# WHAT YOU WILL DO:
Provide nothing beyond the count of lines that include the string "name".

╭─ RECORDS FOR PROCESSING

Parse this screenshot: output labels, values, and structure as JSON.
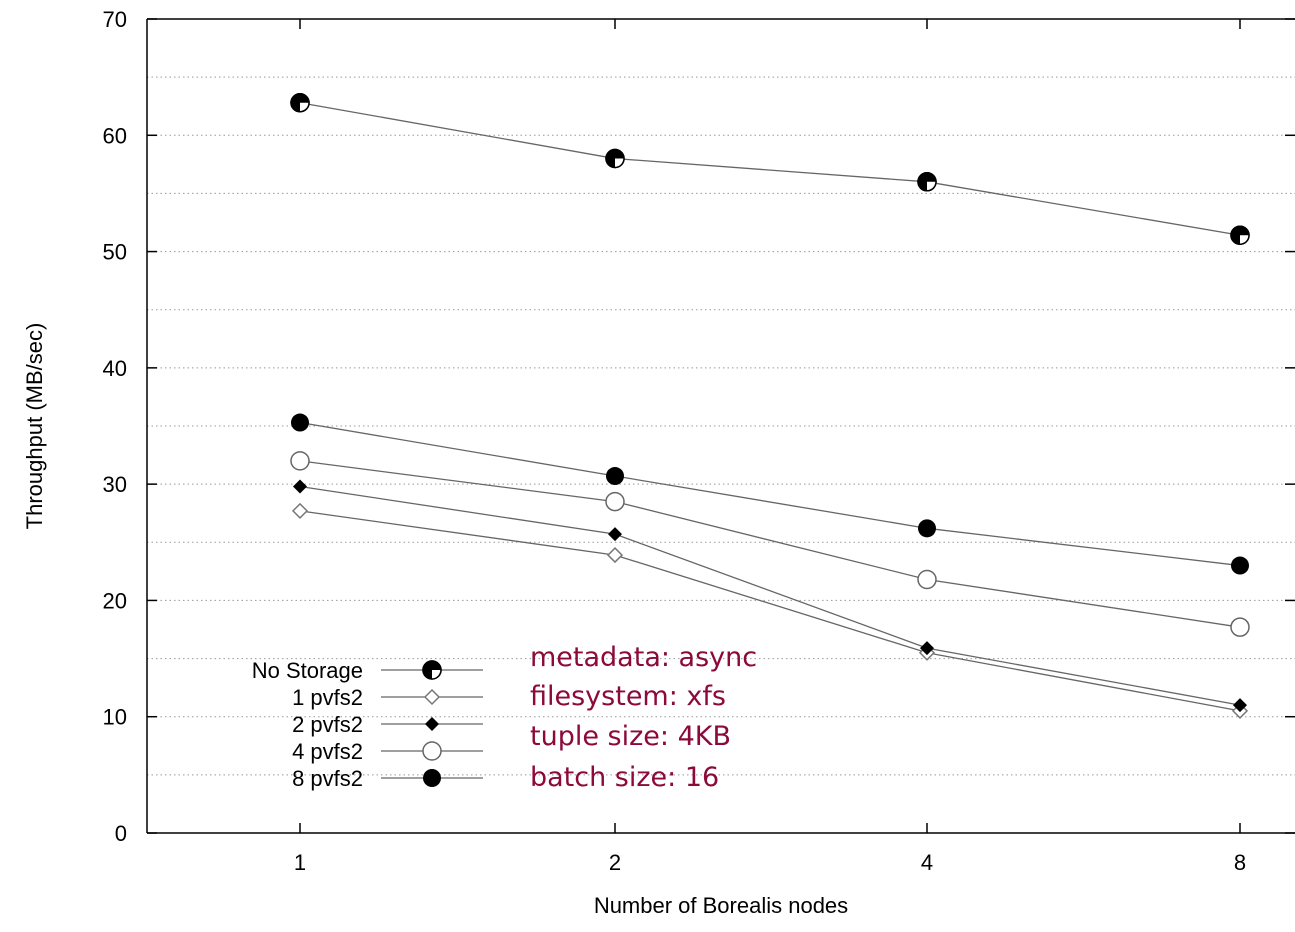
{
  "chart_data": {
    "type": "line",
    "title": "",
    "xlabel": "Number of Borealis nodes",
    "ylabel": "Throughput (MB/sec)",
    "categories": [
      "1",
      "2",
      "4",
      "8"
    ],
    "ylim": [
      0,
      70
    ],
    "yticks": [
      0,
      10,
      20,
      30,
      40,
      50,
      60,
      70
    ],
    "grid": "horizontal dotted",
    "legend_position": "bottom-left",
    "series": [
      {
        "name": "No Storage",
        "marker": "half-filled-circle",
        "values": [
          62.8,
          58.0,
          56.0,
          51.4
        ]
      },
      {
        "name": "1 pvfs2",
        "marker": "open-diamond",
        "values": [
          27.7,
          23.9,
          15.5,
          10.5
        ]
      },
      {
        "name": "2 pvfs2",
        "marker": "filled-diamond",
        "values": [
          29.8,
          25.7,
          15.9,
          11.0
        ]
      },
      {
        "name": "4 pvfs2",
        "marker": "open-circle",
        "values": [
          32.0,
          28.5,
          21.8,
          17.7
        ]
      },
      {
        "name": "8 pvfs2",
        "marker": "filled-circle",
        "values": [
          35.3,
          30.7,
          26.2,
          23.0
        ]
      }
    ],
    "annotations": [
      "metadata:  async",
      "filesystem: xfs",
      "tuple size:  4KB",
      "batch size: 16"
    ],
    "annotation_color": "#8b0a3a"
  }
}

╰─

# TASK SOLUTION:
5